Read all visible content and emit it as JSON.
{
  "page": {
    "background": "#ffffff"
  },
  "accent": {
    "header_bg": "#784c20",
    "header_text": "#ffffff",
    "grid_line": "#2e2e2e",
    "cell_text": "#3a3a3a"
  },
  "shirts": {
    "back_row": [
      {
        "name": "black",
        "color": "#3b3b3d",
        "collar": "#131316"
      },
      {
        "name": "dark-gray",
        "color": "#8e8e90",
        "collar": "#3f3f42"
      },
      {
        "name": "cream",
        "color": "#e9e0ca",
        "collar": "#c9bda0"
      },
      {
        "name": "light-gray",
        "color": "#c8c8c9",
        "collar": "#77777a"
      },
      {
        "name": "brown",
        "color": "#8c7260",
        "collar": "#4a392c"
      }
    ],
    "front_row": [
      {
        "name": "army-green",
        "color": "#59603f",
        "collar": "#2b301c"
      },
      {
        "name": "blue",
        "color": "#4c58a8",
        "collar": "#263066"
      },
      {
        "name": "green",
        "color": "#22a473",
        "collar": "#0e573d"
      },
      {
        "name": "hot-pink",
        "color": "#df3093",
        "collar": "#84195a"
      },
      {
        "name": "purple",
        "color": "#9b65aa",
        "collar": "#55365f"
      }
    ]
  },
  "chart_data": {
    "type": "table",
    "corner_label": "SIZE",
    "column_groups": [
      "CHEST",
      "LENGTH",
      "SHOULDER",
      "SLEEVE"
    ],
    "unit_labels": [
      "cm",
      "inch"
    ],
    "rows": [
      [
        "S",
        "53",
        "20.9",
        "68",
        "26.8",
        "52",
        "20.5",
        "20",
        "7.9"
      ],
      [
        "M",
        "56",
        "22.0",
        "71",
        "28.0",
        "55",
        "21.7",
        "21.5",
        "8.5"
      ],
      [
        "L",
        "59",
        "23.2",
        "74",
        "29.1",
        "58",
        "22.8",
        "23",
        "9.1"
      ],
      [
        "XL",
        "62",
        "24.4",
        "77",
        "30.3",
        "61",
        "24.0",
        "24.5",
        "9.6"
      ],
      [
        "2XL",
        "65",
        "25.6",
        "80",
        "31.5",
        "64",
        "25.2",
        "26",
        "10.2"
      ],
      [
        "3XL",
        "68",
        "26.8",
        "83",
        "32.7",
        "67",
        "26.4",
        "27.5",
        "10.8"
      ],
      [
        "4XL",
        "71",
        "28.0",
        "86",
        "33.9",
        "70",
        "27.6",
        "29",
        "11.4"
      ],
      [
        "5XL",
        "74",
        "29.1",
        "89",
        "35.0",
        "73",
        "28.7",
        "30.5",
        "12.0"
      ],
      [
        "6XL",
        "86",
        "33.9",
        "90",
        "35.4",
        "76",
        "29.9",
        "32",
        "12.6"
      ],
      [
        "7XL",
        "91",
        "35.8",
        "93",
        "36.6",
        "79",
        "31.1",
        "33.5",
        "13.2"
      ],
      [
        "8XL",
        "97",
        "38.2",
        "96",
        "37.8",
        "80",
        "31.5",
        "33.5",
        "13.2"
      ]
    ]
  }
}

**TASK DIRECTIONS:**
Transcribe all lines as written.

**IN RESPONSE:**
Read all visible content and emit it as JSON.
{
  "page": {
    "background": "#ffffff"
  },
  "accent": {
    "header_bg": "#784c20",
    "header_text": "#ffffff",
    "grid_line": "#2e2e2e",
    "cell_text": "#3a3a3a"
  },
  "shirts": {
    "back_row": [
      {
        "name": "black",
        "color": "#3b3b3d",
        "collar": "#131316"
      },
      {
        "name": "dark-gray",
        "color": "#8e8e90",
        "collar": "#3f3f42"
      },
      {
        "name": "cream",
        "color": "#e9e0ca",
        "collar": "#c9bda0"
      },
      {
        "name": "light-gray",
        "color": "#c8c8c9",
        "collar": "#77777a"
      },
      {
        "name": "brown",
        "color": "#8c7260",
        "collar": "#4a392c"
      }
    ],
    "front_row": [
      {
        "name": "army-green",
        "color": "#59603f",
        "collar": "#2b301c"
      },
      {
        "name": "blue",
        "color": "#4c58a8",
        "collar": "#263066"
      },
      {
        "name": "green",
        "color": "#22a473",
        "collar": "#0e573d"
      },
      {
        "name": "hot-pink",
        "color": "#df3093",
        "collar": "#84195a"
      },
      {
        "name": "purple",
        "color": "#9b65aa",
        "collar": "#55365f"
      }
    ]
  },
  "chart_data": {
    "type": "table",
    "corner_label": "SIZE",
    "column_groups": [
      "CHEST",
      "LENGTH",
      "SHOULDER",
      "SLEEVE"
    ],
    "unit_labels": [
      "cm",
      "inch"
    ],
    "rows": [
      [
        "S",
        "53",
        "20.9",
        "68",
        "26.8",
        "52",
        "20.5",
        "20",
        "7.9"
      ],
      [
        "M",
        "56",
        "22.0",
        "71",
        "28.0",
        "55",
        "21.7",
        "21.5",
        "8.5"
      ],
      [
        "L",
        "59",
        "23.2",
        "74",
        "29.1",
        "58",
        "22.8",
        "23",
        "9.1"
      ],
      [
        "XL",
        "62",
        "24.4",
        "77",
        "30.3",
        "61",
        "24.0",
        "24.5",
        "9.6"
      ],
      [
        "2XL",
        "65",
        "25.6",
        "80",
        "31.5",
        "64",
        "25.2",
        "26",
        "10.2"
      ],
      [
        "3XL",
        "68",
        "26.8",
        "83",
        "32.7",
        "67",
        "26.4",
        "27.5",
        "10.8"
      ],
      [
        "4XL",
        "71",
        "28.0",
        "86",
        "33.9",
        "70",
        "27.6",
        "29",
        "11.4"
      ],
      [
        "5XL",
        "74",
        "29.1",
        "89",
        "35.0",
        "73",
        "28.7",
        "30.5",
        "12.0"
      ],
      [
        "6XL",
        "86",
        "33.9",
        "90",
        "35.4",
        "76",
        "29.9",
        "32",
        "12.6"
      ],
      [
        "7XL",
        "91",
        "35.8",
        "93",
        "36.6",
        "79",
        "31.1",
        "33.5",
        "13.2"
      ],
      [
        "8XL",
        "97",
        "38.2",
        "96",
        "37.8",
        "80",
        "31.5",
        "33.5",
        "13.2"
      ]
    ]
  }
}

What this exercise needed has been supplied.